___ Quoted text

- Born: Yoshiko Saka (阪 淑子) April 25, 1932 Kyoto, Kyoto Prefecture, Empire of Japan
- Died: October 29, 2021 (aged 89) Kanagawa Prefecture, Japan
- Occupations: Voice actress; actress;
- Years active: 1948–2021
- Agent: Theater Echo
- Spouse: Osamu Saka

= Yoshiko Ōta =

Japanese actress (1932–2021)

Yoshiko Saka (阪 淑子, Saka Yoshiko) known professionally as Yoshiko Ōta (太田淑子, Ōta Yoshiko) was a Japanese voice actress and actress from Kyoto Prefecture, affiliated with Theater Echo.

She is best known for voice roles such as Leo/Kimba in Kimba the White Lion, Tanpei in Time Bokan, Gan-chan/Yatterman No.1 in Yatterman, Sewashi in Doraemon, Nobita Nobi in Doraemon, Princess Sapphire in Princess Knight, Atsuko "Akko" Kagami in The Secret of Akko-chan, Kyoko Otowa in Aim for the Ace!, Chizuko Makieda in D.N.Angel, Panny/Baby Panda in Panda! Go Panda!, Peebo in Chodenshi Bioman, and Urasue in InuYasha.

______
___ Information provided

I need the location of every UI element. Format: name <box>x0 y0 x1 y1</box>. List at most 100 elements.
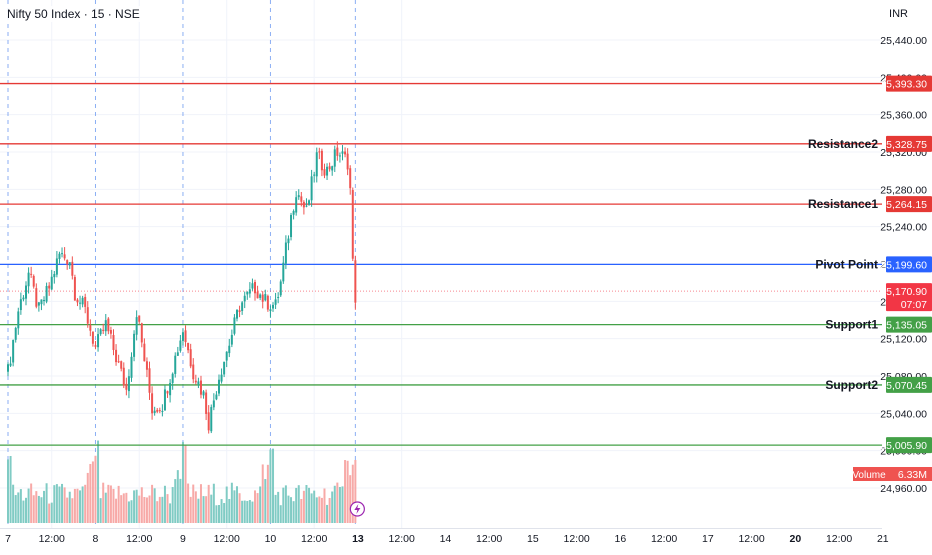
volume-bar <box>295 487 298 523</box>
time-tick-label[interactable]: 12:00 <box>389 533 415 545</box>
time-tick-label[interactable]: 13 <box>352 533 364 545</box>
candle-body <box>354 260 357 303</box>
candle-body <box>7 364 9 372</box>
candle-body <box>79 302 82 304</box>
candle-body <box>228 345 231 354</box>
time-tick-label[interactable]: 12:00 <box>39 533 65 545</box>
candle-body <box>331 166 334 171</box>
candle-body <box>272 304 275 309</box>
volume-bar <box>351 464 354 523</box>
candle-body <box>32 275 35 287</box>
volume-bar <box>9 456 12 523</box>
candle-body <box>248 289 251 294</box>
candle-body <box>256 291 259 299</box>
candle-body <box>225 351 228 361</box>
time-tick-label[interactable]: 12:00 <box>214 533 240 545</box>
level-price-tag <box>886 196 932 213</box>
volume-bar <box>290 497 293 523</box>
volume-bar <box>161 496 164 523</box>
candle-body <box>290 214 293 238</box>
volume-bar <box>169 503 172 523</box>
candle-body <box>102 329 105 331</box>
price-axis-bg <box>882 0 932 550</box>
volume-bar <box>256 493 259 523</box>
volume-bar <box>187 483 190 523</box>
currency-label[interactable]: INR <box>889 8 908 20</box>
candle-body <box>120 361 123 369</box>
price-tick-label[interactable]: 25,040.00 <box>880 408 927 420</box>
candle-body <box>76 299 79 303</box>
volume-bar <box>45 483 48 523</box>
time-tick-label[interactable]: 7 <box>5 533 11 545</box>
volume-bar <box>287 495 290 523</box>
volume-bar <box>17 492 20 523</box>
price-tick-label[interactable]: 25,240.00 <box>880 222 927 234</box>
volume-bar <box>310 493 313 523</box>
candle-body <box>48 285 51 289</box>
volume-bar <box>274 494 277 523</box>
volume-bar <box>246 500 249 523</box>
symbol-title[interactable]: Nifty 50 Index · 15 · NSE <box>4 6 143 22</box>
candle-body <box>25 285 28 299</box>
volume-bar <box>212 483 215 523</box>
volume-bar <box>143 496 146 523</box>
volume-bar <box>202 496 205 523</box>
candle-body <box>220 374 223 382</box>
time-tick-label[interactable]: 12:00 <box>651 533 677 545</box>
time-tick-label[interactable]: 10 <box>265 533 277 545</box>
volume-bar <box>326 504 329 523</box>
volume-bar <box>279 505 282 523</box>
volume-bars <box>7 440 357 523</box>
candle-body <box>320 150 323 171</box>
candlesticks[interactable] <box>7 141 357 434</box>
price-tick-label[interactable]: 24,960.00 <box>880 483 927 495</box>
time-tick-label[interactable]: 12:00 <box>826 533 852 545</box>
volume-bar <box>313 490 316 523</box>
candle-body <box>91 331 94 344</box>
volume-bar <box>197 498 200 523</box>
price-axis[interactable]: 25,440.0025,400.0025,360.0025,320.0025,2… <box>880 0 932 550</box>
time-axis[interactable]: 7 12:00 8 12:00 9 12:00 10 12:00 13 12:00 14 12:00 1… <box>5 533 889 545</box>
time-tick-label[interactable]: 14 <box>440 533 452 545</box>
time-tick-label[interactable]: 15 <box>527 533 539 545</box>
price-tick-label[interactable]: 25,440.00 <box>880 35 927 47</box>
candle-body <box>338 155 341 157</box>
time-tick-label[interactable]: 21 <box>877 533 889 545</box>
volume-bar <box>315 497 318 523</box>
volume-bar <box>25 497 28 523</box>
time-tick-label[interactable]: 12:00 <box>126 533 152 545</box>
time-tick-label[interactable]: 17 <box>702 533 714 545</box>
volume-bar <box>66 497 69 523</box>
time-tick-label[interactable]: 16 <box>615 533 627 545</box>
time-tick-label[interactable]: 12:00 <box>738 533 764 545</box>
volume-bar <box>148 495 151 523</box>
candle-body <box>230 334 233 345</box>
price-tick-label[interactable]: 25,360.00 <box>880 110 927 122</box>
price-tick-label[interactable]: 25,120.00 <box>880 334 927 346</box>
candle-body <box>246 291 249 295</box>
volume-bar <box>192 484 195 523</box>
volume-bar <box>7 459 9 523</box>
volume-bar <box>259 486 262 523</box>
candle-body <box>45 285 48 302</box>
candle-body <box>117 361 120 363</box>
candle-body <box>156 409 159 412</box>
price-tick-label[interactable]: 25,280.00 <box>880 184 927 196</box>
candle-body <box>9 363 12 366</box>
volume-bar <box>181 441 184 523</box>
time-tick-label[interactable]: 12:00 <box>301 533 327 545</box>
time-tick-label[interactable]: 20 <box>789 533 801 545</box>
volume-badge-name: Volume <box>852 470 886 481</box>
volume-bar <box>81 486 84 523</box>
volume-bar <box>76 488 79 523</box>
time-tick-label[interactable]: 12:00 <box>476 533 502 545</box>
time-tick-label[interactable]: 12:00 <box>563 533 589 545</box>
candle-body <box>127 376 130 392</box>
time-tick-label[interactable]: 8 <box>93 533 99 545</box>
time-tick-label[interactable]: 9 <box>180 533 186 545</box>
volume-bar <box>264 479 267 523</box>
candle-body <box>277 296 280 298</box>
candle-body <box>66 260 69 265</box>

______

■ **Stated task**:
Reproduce the entire Yoshiko Ōta profile, word for word.

■ **Right answer**:
- Born: Yoshiko Saka (阪 淑子) April 25, 1932 Kyoto, Kyoto Prefecture, Empire of Japan
- Died: October 29, 2021 (aged 89) Kanagawa Prefecture, Japan
- Occupations: Voice actress; actress;
- Years active: 1948–2021
- Agent: Theater Echo
- Spouse: Osamu Saka

= Yoshiko Ōta =

Japanese actress (1932–2021)

Yoshiko Saka (阪 淑子, Saka Yoshiko) known professionally as Yoshiko Ōta (太田淑子, Ōta Yoshiko) was a Japanese voice actress and actress from Kyoto Prefecture, affiliated with Theater Echo.

She is best known for voice roles such as Leo/Kimba in Kimba the White Lion, Tanpei in Time Bokan, Gan-chan/Yatterman No.1 in Yatterman, Sewashi in Doraemon, Nobita Nobi in Doraemon, Princess Sapphire in Princess Knight, Atsuko "Akko" Kagami in The Secret of Akko-chan, Kyoko Otowa in Aim for the Ace!, Chizuko Makieda in D.N.Angel, Panny/Baby Panda in Panda! Go Panda!, Peebo in Chodenshi Bioman, and Urasue in InuYasha.